> **PAGE EXCERPT**
St Mary’s Church, Hay-on-Wye

button_lang_frenchbutton_lang_welshSt Mary’s Church, Hay-on-Wye

This location may seem a strange one for a medieval church because it’s outside the area bounded by the old town walls. However, the original church pre-dated the walled town’s construction. It was founded when the castle stood on a mound east of the churchyard.

The new parish of Hay-on-Wye was formed c.1115 (previously the area was in Llanigon parish). The church was dedicated to St Mary by 1135.

Baldwin, Archbishop of Canterbury, gave a sermon here in March 1188 while on a tour around Wales to recruit for the third crusade. He was accompanied by Gerald of Wales, who recorded that, after the sermon in Hay, many young men ran to the Archbishop outside the castle to “take the Cross” (sign up for the crusade). Some of them were restrained by wives or friends, fearful of the dangers they would face overseas, who grabbed their cloaks – but the men slipped out of their cloaks and dashed forward.

The church was recorded as Ecclesia de Haya in 1254. The tower is the only part of the medieval church which survives. It mostly dates from the 15th century, with a 19th-century castellated top.

[Coordinate annotation records]
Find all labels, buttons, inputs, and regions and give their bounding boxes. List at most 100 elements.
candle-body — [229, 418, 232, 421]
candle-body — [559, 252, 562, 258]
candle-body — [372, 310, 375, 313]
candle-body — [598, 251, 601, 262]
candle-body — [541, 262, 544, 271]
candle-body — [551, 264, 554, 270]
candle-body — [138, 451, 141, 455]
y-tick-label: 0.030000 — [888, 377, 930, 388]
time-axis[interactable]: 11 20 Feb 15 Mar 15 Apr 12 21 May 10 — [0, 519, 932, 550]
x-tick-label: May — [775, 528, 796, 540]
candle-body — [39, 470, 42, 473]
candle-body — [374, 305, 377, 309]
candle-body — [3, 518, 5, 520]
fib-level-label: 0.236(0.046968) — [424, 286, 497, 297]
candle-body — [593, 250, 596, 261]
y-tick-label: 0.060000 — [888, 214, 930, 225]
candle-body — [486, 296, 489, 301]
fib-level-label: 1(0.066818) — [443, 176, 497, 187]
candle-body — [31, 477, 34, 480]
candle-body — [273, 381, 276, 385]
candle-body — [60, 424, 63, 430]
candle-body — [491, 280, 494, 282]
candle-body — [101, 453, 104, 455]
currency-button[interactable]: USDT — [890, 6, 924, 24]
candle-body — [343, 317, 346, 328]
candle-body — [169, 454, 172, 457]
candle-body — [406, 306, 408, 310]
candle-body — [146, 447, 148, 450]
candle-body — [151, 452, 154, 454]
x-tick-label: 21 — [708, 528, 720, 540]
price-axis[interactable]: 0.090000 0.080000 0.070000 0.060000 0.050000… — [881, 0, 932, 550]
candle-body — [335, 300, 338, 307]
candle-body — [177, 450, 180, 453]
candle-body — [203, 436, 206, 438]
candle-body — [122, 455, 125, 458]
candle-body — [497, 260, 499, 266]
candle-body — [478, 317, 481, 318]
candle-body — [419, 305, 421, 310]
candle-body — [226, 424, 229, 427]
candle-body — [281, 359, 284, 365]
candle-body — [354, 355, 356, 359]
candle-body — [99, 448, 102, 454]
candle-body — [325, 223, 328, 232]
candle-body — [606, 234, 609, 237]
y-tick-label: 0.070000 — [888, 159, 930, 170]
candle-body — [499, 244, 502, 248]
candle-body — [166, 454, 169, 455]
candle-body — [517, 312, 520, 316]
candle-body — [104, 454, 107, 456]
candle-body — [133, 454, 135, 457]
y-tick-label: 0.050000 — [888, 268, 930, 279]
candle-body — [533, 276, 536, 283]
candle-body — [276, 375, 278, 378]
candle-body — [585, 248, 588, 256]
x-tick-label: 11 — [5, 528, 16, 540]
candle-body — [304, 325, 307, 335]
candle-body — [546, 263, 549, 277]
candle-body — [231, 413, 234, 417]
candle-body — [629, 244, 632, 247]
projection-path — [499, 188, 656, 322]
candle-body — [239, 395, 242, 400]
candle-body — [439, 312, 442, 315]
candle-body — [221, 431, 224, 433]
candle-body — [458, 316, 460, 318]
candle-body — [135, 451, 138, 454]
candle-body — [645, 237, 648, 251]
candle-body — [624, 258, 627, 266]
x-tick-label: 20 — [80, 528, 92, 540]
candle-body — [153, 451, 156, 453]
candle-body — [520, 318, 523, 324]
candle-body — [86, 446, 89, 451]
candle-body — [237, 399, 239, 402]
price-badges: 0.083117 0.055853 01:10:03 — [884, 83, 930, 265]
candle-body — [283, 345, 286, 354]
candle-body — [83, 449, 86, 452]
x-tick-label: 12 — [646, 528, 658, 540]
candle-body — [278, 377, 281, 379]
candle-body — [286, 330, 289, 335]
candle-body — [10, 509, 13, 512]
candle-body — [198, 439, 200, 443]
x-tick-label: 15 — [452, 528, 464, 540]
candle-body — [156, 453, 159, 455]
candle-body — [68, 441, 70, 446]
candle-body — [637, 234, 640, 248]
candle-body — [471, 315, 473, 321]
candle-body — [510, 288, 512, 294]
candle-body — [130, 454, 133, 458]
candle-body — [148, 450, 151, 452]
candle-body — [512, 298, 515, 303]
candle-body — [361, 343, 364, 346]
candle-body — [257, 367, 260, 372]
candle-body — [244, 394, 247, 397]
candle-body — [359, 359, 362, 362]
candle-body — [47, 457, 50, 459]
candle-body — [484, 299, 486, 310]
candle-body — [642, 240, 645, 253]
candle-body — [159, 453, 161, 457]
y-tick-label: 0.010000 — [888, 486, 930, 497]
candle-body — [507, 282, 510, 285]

> **SET TASKS**
**a)** List every specific year that the St Mary’s Church text above gives as a number.
**b)** Pick up the St Mary’s Church text above after its final sentence and carry it on.

> **OUTPUTS FOR THE TASKS**
**a)** c.1115, 1135, 1188, 1254

**b)**
During the turbulence of the 17th century, vicar Thomas Dennis was removed because of his Royalist sympathies. Hay was without a vicar for years. Later the parish was usually covered by vicars who didn’t live locally, and the building decayed until it was restored in the 1830s.

Inside you can see an effigy of a monk, possibly one of the early vicars. Memorials to the influential Gwynn family include an inscription recording that Elizabeth Gwynn, who died in 1702, founded the local almshouses where six poor parishioners lived. There are also memorials to local people who died in the First and Second World Wars.

The interior has retained its gallery, supported by cast-iron columns. The organ was built in 1883 by Bevington & Sons of London and was originally at Holmer Church, Hereford.

The oldest known gravestone in the churchyard dates from 1697.

About the place-name:

Hay, often known locally as “The Hay”, derives from Old English gehæg or its Medieval English form hay (originally “a fence”, later “area within a fence”), probably referring to an area enclosed within the castle. Hay is also occasionally recorded in Latin form as Haia taillata and Sepes Inscisa (12th century), meaning “cut hedge/cut fence” of uncertain significance. The Welsh form Y Gelli (“the grove/the woodland”) is recorded from c.1400, with the very occasional later addition Gandryll, i.e. candryll (“'shattered, shivered, ruinous”), not quite the same meaning as taillata and inscisa, and it may be a mistranslation of the Latin qualifiers.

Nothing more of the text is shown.